### Recorded data

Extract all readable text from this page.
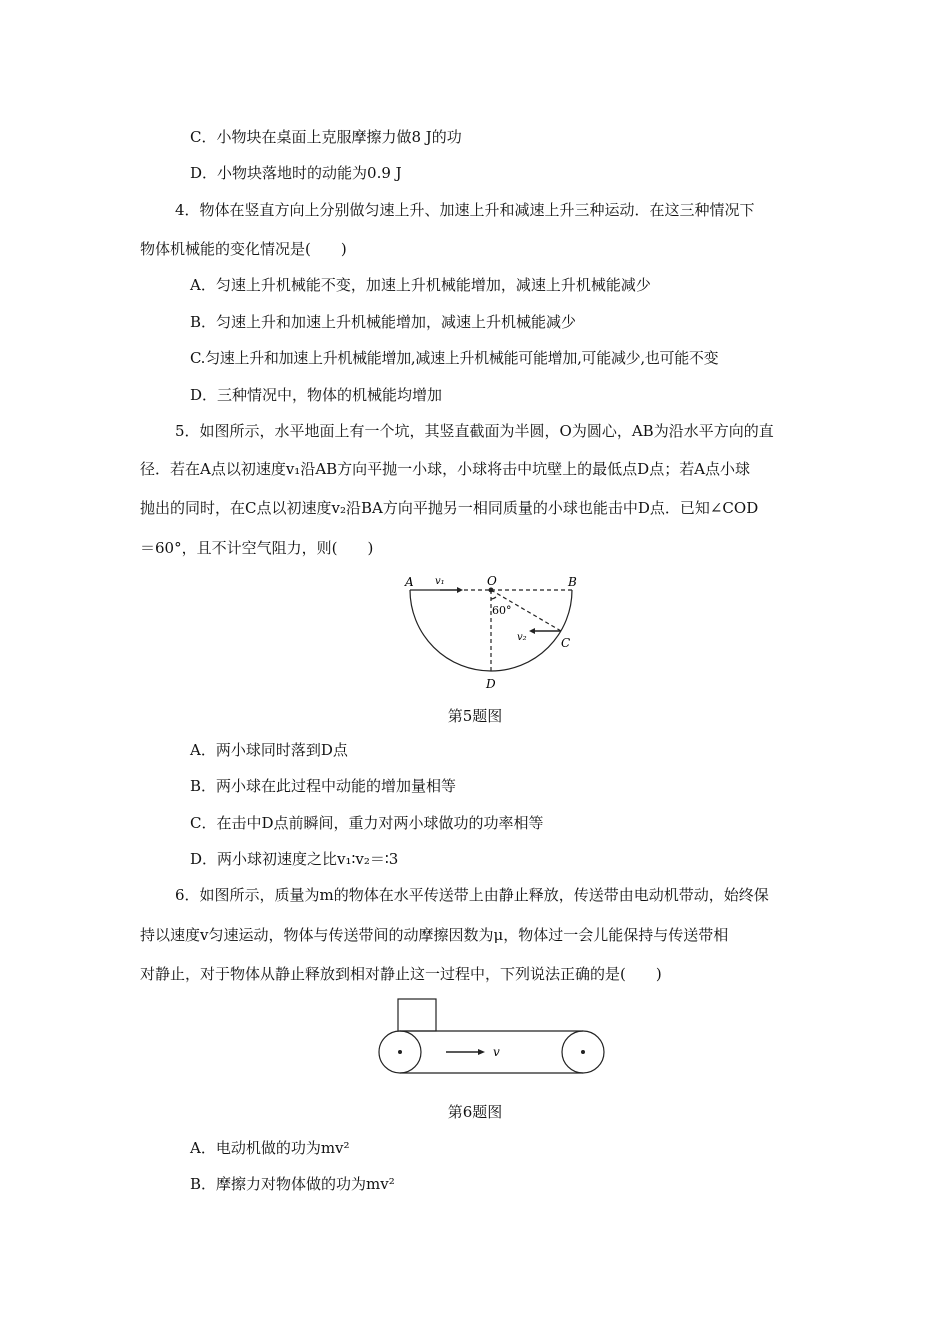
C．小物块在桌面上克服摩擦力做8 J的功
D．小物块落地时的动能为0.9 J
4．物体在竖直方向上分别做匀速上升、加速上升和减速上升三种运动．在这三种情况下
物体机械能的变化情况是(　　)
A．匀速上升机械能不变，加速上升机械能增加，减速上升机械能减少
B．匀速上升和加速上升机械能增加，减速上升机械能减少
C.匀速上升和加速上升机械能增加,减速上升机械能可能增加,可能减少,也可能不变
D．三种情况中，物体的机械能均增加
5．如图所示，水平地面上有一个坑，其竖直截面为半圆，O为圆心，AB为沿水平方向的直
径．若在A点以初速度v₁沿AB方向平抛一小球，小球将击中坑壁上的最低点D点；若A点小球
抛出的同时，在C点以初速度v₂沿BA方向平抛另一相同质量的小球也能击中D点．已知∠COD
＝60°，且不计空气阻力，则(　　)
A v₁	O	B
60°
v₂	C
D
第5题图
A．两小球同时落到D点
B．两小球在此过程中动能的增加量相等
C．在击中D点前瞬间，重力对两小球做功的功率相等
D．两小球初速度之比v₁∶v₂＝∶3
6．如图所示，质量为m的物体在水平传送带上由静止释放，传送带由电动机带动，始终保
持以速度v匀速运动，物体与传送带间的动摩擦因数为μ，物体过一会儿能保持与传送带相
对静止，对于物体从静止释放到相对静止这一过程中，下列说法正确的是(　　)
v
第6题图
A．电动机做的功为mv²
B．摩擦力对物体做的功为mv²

### Exercise directions
Leaving all pictures aside, quote each record exactly.

### Full response
Extract all readable text from this page.
C．小物块在桌面上克服摩擦力做8 J的功
D．小物块落地时的动能为0.9 J
4．物体在竖直方向上分别做匀速上升、加速上升和减速上升三种运动．在这三种情况下
物体机械能的变化情况是(　　)
A．匀速上升机械能不变，加速上升机械能增加，减速上升机械能减少
B．匀速上升和加速上升机械能增加，减速上升机械能减少
C.匀速上升和加速上升机械能增加,减速上升机械能可能增加,可能减少,也可能不变
D．三种情况中，物体的机械能均增加
5．如图所示，水平地面上有一个坑，其竖直截面为半圆，O为圆心，AB为沿水平方向的直
径．若在A点以初速度v₁沿AB方向平抛一小球，小球将击中坑壁上的最低点D点；若A点小球
抛出的同时，在C点以初速度v₂沿BA方向平抛另一相同质量的小球也能击中D点．已知∠COD
＝60°，且不计空气阻力，则(　　)
A v₁	O	B
60°
v₂	C
D
第5题图
A．两小球同时落到D点
B．两小球在此过程中动能的增加量相等
C．在击中D点前瞬间，重力对两小球做功的功率相等
D．两小球初速度之比v₁∶v₂＝∶3
6．如图所示，质量为m的物体在水平传送带上由静止释放，传送带由电动机带动，始终保
持以速度v匀速运动，物体与传送带间的动摩擦因数为μ，物体过一会儿能保持与传送带相
对静止，对于物体从静止释放到相对静止这一过程中，下列说法正确的是(　　)
v
第6题图
A．电动机做的功为mv²
B．摩擦力对物体做的功为mv²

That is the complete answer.